* _閱讀文本_
+===+
五、至抗告意旨所指其餘各情均屬究否足以證明洪祺禎等人成立犯罪之爭執,所執實體之辯詞,是否可採,仍須經過調查審理始能辨明,非一望即能排除洪祺禎等人涉犯前揭罪嫌。從而,本件抗告意旨指摘原裁定違法、不當,為無理由,應予駁回。
據上論斷,應依刑事訴訟法第412條,裁定如主文。
中華民國106年10月19日
刑事第二十四庭審判長法官李麗玲
法官林婷立法官顧正德以上正本證明與原本無異。
不得再抗告。
書記官莊佳鈴中華民國106年10月19日附件:
原裁定依司法院頒「法院辦理刑事訴訟案件應行注意事項」第13
4點後段之規定,敘明被告涉嫌之犯罪事實、證據及所犯法條如后:
(一)犯罪事實:緣洪火鐲係址設臺北市○○區○○路0段000號6樓世都公司之負責人,持有世都公司80萬股之股份(下稱系爭股份),於102年6月28日死亡。洪祺禎、洪祺祓、洪祺祥、洪祺福為洪火鐲之子,且均為世都公司股東,王奕仁則為立勤國際法律事務所之律師。洪祺禎、洪祺祓、王奕仁均明知洪火鐲業已死亡,有關洪火鐲名下財產之處分及行使,應由繼承人共同依法處理,竟共同基於行使偽造私文書及行使業務上登載不實文書之犯意聯絡,於103年12月
5日上午10時30分許,在臺北市○○區○○○路○段○○號17樓之立勤國際法律事務所會議室內,由洪祺禎擔任世都公司103年度股東臨時會主席,王奕仁則以洪祺祓之代理人身份出席,並以洪祺祥、洪祺福未出席該次股東臨時會為由,向主席即洪祺禎提議由其以洪祺祓之代理人身份行使系爭股份,經洪祺禎同意,而將系爭股份計入當日股東臨時會出席股數,將「出席股東及委託代理人所代表之股數總計:8百7十2萬1千0百0十0股」、「佔發行股份總數1,660萬股之52.54%」等不實事項,填載於世都公司股東臨時會出席股數報告之業務上文書,以達公司法第
174條規定之半數股東出席門檻,並將上開報告於股東臨時會上揭示公告之;再由王奕仁於該次股東臨時會董事、監察人改選之議案上,分別於「洪火鐲之董事選舉票」、「洪火鐲之監察人選舉票」之私文書上,偽以洪火鐲代理人身份,於上開選舉票之代理人欄位填寫「王奕仁」之姓名,並於被選舉人欄位填寫「洪祺祓」、「洪祺禎」,而以董事席次3席、監察人席次1席計算系爭股份3倍、1倍之方式,於分配選舉權數欄位上填寫「2,400,000」、「800,000」,用以表示洪火鐲之全體繼承人同意行使系爭股份之意,使系爭股份之董事選舉票全數分配予洪祺祓、監察人選舉票則全數分配予洪祺禎,再持以行使於系爭股東臨時會董事、監察人之改選議程;洪祺禎復於該次股東臨時會後,將「出席股數:出席股東連同委託代理人代表股份總數8,721,000股,佔本公司已發行股份總數1660萬股之52.54%,已逾法定開會股權數額」、「董事當選名單得票權數欄位:洪祺祓為13,530,000」、「監察人當選名單得票權數欄位:洪祺禎為8,650,000」等不實事項,記載於世都公司103年股東臨時會議事錄(節錄本)之業務上文書,用以表示洪祺祓、洪祺禎分別當選世都公司董事、監察人之選舉結果,並將之寄發與世都公司股東,另由洪祺祓委託不知情之劉韋廷律師於103年12月23日持上開內容不實之103年股東臨時會議事錄(節錄本)向臺北市商業處申請變更登記而行使之,足以生損害於洪火鐲之繼承人及主管機關對公司變更登記管理之正確性。
+===+
* _文件理解資料_
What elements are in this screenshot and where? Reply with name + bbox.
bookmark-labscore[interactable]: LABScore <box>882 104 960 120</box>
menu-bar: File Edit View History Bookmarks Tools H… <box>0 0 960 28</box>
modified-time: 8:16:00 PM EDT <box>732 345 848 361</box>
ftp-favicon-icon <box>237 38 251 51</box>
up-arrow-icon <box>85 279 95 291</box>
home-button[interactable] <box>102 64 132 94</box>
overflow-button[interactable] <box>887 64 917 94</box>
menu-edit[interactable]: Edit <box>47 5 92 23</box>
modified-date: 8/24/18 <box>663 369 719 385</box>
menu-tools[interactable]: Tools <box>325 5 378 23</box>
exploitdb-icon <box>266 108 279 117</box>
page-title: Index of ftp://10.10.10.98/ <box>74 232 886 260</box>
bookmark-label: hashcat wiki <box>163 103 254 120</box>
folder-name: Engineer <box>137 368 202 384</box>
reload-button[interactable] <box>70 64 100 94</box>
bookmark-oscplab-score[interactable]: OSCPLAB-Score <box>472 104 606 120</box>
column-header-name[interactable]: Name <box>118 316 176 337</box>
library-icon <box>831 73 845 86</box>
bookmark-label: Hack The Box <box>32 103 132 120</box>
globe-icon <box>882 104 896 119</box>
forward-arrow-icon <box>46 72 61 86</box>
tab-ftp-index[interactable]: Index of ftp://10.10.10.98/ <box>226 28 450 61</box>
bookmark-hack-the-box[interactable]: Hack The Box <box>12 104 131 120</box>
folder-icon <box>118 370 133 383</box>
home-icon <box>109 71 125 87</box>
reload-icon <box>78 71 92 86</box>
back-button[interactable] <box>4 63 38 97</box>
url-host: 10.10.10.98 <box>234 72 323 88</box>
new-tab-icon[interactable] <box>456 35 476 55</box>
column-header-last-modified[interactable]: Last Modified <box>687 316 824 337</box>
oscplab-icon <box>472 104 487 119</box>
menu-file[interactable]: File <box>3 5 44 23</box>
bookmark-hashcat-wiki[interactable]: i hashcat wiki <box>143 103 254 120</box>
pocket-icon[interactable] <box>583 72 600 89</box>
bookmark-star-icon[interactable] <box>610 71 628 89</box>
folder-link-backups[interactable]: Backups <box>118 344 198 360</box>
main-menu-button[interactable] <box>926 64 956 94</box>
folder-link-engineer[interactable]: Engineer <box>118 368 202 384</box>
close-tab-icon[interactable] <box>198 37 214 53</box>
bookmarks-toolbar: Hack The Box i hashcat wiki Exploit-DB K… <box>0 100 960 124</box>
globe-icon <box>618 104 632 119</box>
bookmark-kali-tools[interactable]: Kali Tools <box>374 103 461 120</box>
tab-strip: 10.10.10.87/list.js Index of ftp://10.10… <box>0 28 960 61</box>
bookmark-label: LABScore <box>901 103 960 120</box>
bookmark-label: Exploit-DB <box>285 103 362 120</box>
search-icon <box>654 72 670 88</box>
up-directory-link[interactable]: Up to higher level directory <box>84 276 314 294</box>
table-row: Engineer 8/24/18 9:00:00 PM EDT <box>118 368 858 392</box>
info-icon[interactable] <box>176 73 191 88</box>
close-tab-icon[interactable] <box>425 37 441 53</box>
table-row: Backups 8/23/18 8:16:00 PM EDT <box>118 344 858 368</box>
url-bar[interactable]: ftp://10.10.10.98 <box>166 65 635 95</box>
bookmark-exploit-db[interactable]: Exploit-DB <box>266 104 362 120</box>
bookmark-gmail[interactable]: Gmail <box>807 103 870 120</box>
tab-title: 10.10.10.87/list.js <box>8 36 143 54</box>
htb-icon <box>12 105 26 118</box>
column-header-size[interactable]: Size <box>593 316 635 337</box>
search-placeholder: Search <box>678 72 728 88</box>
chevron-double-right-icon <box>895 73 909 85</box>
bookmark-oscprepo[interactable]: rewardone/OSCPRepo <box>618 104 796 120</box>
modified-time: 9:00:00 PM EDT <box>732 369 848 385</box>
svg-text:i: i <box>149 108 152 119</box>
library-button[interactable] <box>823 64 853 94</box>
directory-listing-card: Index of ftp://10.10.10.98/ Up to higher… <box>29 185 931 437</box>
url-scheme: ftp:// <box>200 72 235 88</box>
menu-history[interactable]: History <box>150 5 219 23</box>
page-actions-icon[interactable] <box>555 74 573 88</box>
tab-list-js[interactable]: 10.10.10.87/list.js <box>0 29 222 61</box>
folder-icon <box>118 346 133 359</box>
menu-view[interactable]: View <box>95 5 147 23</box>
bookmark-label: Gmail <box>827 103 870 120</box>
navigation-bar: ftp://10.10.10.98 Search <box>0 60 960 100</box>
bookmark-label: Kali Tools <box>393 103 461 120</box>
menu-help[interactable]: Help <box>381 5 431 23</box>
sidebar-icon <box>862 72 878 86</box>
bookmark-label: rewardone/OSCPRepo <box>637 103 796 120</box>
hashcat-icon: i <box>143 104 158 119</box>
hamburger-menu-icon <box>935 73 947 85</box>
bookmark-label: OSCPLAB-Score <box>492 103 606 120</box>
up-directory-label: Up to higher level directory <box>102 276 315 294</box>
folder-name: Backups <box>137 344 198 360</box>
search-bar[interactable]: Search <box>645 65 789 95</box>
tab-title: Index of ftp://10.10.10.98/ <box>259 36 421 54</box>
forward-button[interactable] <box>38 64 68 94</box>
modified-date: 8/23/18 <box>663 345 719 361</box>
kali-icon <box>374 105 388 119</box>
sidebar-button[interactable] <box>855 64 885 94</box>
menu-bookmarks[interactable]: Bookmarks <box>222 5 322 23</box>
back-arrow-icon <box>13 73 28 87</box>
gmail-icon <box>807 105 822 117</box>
+===+
* _作答要求_
請接續這份關於世都公司股東臨時會案的刑事裁定,從最後一句之後往下續寫。 上面的資料與本題無關。

* _練習結果_
(二)證據:
1、經濟部商業司公司登記查詢資料。
2、世都公司102年第1次臨時股東會會議紀錄、101年11月29日股東名簿。
3、世都公司103年12月5日股東臨時會股東戶名洪祺祓之選舉票照片。
4、臺北市政府103年9月24日府產業商字第10384850850號函文。
5、洪祺禎寄發之103年11月24日臺北北門郵局營收股第1138號存證信函。
6、洪火鐲除戶戶籍謄本、繼承系統表。
7、洪祺祓寄發之103年12月4日臺北北門郵局營收股第4235號存證信函。
8、日月文化出版股份有限公司法人代表人指派書、發言條照片。
9、世都公司103年12月5日股東臨時會出席股數報告照片。
10、股東戶號洪火鐲之董事選舉票、監察人選舉票照片。
11、世都公司103年12月5日股東臨時會董事選舉結果當選名單、監察人選舉結果當選名單照片。
12、世都公司103年股東臨時會議事錄。
13、洪祺祥寄發之103年9月29日臺北三張犁郵局第1025號存證信函暨其回執。
14、洪祺福寄發之103年12月5日電子郵件。
15、世都公司董事會議事錄。
16、經濟部商業司公示資料查詢資料、世都公司變更登記申請書。
17、世都公司103年12月5日股東臨時會錄影光碟、錄音譯文節本。
18、洪祺祓授權書。
19、世都公司103年12月5日股東臨時會簽到簿、股東臨時會錄影截圖畫面。
20、王奕仁於警詢及偵查中之供述。
21、洪祺禎於警詢及偵查中之供述。
22、洪祺祓於偵查中之供述。
23、洪祺祥於警詢、偵查中之指訴。
24、證人劉韋廷於偵查中之證述。
25、證人陳澐萱於偵查中之證述。
26、洪祺祓致電洪祺祥之錄音光碟。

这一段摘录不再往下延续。